▸ Stated task
Go to the line that contains "Give me the" and extract it along with every line after it, exactly, through the end of the data below.

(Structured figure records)
:::::
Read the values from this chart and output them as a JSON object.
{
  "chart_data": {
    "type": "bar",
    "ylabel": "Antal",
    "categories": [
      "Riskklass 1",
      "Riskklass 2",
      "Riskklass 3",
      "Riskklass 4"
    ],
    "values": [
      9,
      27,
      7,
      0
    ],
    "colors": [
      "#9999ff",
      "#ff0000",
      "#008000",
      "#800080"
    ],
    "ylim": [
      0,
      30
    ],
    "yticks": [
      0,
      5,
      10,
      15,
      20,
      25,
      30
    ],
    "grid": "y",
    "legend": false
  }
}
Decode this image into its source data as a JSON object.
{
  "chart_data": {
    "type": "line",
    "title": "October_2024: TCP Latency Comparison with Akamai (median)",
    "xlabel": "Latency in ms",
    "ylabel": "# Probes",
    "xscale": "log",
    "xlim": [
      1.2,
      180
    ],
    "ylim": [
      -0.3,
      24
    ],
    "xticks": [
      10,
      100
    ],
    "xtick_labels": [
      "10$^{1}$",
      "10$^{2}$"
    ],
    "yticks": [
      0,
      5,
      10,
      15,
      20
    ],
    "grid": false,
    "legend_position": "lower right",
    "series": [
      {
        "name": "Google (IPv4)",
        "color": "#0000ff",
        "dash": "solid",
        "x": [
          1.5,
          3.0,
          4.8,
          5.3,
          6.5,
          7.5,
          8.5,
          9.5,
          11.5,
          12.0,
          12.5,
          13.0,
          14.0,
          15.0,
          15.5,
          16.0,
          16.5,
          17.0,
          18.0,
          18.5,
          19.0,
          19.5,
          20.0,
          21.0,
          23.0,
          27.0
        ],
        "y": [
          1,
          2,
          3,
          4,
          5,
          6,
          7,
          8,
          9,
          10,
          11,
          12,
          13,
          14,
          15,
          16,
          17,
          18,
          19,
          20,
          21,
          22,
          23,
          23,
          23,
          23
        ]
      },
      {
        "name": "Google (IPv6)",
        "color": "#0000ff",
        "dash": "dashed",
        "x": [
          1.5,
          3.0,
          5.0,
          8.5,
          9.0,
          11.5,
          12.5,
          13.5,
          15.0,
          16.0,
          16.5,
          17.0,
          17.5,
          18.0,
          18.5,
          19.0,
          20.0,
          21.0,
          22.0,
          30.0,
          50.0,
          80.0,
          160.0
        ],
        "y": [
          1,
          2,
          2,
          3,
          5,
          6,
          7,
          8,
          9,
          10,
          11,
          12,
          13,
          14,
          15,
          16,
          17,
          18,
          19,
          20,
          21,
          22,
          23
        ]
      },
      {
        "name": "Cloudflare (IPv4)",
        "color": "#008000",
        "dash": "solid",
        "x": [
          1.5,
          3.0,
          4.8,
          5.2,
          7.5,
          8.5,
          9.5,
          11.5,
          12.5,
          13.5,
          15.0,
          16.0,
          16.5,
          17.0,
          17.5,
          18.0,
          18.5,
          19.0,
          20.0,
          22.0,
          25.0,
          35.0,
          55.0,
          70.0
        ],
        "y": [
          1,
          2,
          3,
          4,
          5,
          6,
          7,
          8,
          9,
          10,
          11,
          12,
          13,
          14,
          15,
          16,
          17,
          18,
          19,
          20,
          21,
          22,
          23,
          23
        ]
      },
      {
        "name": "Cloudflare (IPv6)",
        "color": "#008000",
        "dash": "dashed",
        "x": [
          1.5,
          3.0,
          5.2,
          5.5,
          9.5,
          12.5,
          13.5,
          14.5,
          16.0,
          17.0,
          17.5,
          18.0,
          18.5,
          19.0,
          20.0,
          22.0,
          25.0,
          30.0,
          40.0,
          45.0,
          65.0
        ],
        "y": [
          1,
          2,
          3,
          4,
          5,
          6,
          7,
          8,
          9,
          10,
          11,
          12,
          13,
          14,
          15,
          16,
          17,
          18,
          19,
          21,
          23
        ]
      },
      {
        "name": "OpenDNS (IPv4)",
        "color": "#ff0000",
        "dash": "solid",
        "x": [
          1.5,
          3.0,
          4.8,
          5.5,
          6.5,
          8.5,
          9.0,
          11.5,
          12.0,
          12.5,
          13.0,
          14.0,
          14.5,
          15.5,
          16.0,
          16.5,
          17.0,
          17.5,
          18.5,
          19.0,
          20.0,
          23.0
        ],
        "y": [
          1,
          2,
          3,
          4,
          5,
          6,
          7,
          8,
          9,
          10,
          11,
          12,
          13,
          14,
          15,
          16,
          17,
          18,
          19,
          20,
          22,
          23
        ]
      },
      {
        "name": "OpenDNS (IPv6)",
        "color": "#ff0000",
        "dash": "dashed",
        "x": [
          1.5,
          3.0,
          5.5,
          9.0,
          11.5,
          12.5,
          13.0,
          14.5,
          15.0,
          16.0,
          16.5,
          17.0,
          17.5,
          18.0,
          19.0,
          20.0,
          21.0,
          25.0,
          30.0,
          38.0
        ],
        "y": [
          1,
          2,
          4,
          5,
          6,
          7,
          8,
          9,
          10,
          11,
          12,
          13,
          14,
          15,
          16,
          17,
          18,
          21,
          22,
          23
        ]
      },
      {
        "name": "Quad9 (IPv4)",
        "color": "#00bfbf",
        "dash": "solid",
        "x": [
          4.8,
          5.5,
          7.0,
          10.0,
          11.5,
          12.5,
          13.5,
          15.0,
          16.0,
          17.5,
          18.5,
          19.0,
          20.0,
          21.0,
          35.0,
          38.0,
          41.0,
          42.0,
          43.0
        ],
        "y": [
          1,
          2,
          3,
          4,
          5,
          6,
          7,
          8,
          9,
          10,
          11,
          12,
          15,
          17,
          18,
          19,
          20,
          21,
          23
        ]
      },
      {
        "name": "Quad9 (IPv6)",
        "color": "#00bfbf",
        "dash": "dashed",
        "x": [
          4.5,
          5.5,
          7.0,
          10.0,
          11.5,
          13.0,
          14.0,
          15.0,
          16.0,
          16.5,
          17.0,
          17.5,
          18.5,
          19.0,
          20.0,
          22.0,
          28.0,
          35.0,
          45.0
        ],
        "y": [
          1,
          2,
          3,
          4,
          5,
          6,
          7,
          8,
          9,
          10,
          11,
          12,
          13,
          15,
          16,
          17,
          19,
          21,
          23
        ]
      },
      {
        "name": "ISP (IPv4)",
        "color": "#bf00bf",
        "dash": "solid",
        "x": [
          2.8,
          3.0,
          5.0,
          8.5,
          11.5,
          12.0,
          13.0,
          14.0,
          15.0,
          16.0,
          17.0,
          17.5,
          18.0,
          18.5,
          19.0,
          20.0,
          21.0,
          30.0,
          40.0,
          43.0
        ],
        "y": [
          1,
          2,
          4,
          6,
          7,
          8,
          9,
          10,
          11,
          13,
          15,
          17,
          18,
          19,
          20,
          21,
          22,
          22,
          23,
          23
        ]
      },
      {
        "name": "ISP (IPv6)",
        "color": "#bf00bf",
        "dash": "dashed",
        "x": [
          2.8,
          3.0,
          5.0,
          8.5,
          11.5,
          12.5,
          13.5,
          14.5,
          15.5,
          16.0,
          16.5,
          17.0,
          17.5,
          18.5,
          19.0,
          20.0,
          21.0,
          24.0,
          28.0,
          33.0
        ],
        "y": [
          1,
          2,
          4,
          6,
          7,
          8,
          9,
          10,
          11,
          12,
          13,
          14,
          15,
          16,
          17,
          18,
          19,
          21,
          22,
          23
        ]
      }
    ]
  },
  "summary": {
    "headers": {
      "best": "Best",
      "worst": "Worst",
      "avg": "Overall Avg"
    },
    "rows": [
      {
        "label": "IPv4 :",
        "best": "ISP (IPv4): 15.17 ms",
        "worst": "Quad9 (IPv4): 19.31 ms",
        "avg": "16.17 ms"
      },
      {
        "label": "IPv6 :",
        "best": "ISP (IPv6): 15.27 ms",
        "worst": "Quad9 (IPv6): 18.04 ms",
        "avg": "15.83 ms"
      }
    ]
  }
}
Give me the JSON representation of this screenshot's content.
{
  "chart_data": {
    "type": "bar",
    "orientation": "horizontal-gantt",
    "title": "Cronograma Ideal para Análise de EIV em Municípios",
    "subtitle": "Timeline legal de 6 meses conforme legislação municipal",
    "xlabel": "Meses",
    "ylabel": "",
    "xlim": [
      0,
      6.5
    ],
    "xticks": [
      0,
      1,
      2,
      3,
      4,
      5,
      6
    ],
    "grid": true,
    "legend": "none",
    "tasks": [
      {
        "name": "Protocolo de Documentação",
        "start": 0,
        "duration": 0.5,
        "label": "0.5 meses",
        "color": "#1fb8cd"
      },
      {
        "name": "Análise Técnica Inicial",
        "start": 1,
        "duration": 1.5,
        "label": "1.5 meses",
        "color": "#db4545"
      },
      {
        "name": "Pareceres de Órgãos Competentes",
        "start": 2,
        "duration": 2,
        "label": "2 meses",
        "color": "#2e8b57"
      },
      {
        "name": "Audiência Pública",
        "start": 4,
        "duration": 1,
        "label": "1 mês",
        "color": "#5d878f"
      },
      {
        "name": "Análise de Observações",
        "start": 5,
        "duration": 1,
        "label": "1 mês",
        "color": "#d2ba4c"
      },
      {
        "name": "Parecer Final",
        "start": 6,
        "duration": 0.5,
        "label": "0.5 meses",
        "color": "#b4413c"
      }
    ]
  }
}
:::::
▸ Solution for this task
Give me the JSON representation of this screenshot's content.
{
  "chart_data": {
    "type": "bar",
    "orientation": "horizontal-gantt",
    "title": "Cronograma Ideal para Análise de EIV em Municípios",
    "subtitle": "Timeline legal de 6 meses conforme legislação municipal",
    "xlabel": "Meses",
    "ylabel": "",
    "xlim": [
      0,
      6.5
    ],
    "xticks": [
      0,
      1,
      2,
      3,
      4,
      5,
      6
    ],
    "grid": true,
    "legend": "none",
    "tasks": [
      {
        "name": "Protocolo de Documentação",
        "start": 0,
        "duration": 0.5,
        "label": "0.5 meses",
        "color": "#1fb8cd"
      },
      {
        "name": "Análise Técnica Inicial",
        "start": 1,
        "duration": 1.5,
        "label": "1.5 meses",
        "color": "#db4545"
      },
      {
        "name": "Pareceres de Órgãos Competentes",
        "start": 2,
        "duration": 2,
        "label": "2 meses",
        "color": "#2e8b57"
      },
      {
        "name": "Audiência Pública",
        "start": 4,
        "duration": 1,
        "label": "1 mês",
        "color": "#5d878f"
      },
      {
        "name": "Análise de Observações",
        "start": 5,
        "duration": 1,
        "label": "1 mês",
        "color": "#d2ba4c"
      },
      {
        "name": "Parecer Final",
        "start": 6,
        "duration": 0.5,
        "label": "0.5 meses",
        "color": "#b4413c"
      }
    ]
  }
}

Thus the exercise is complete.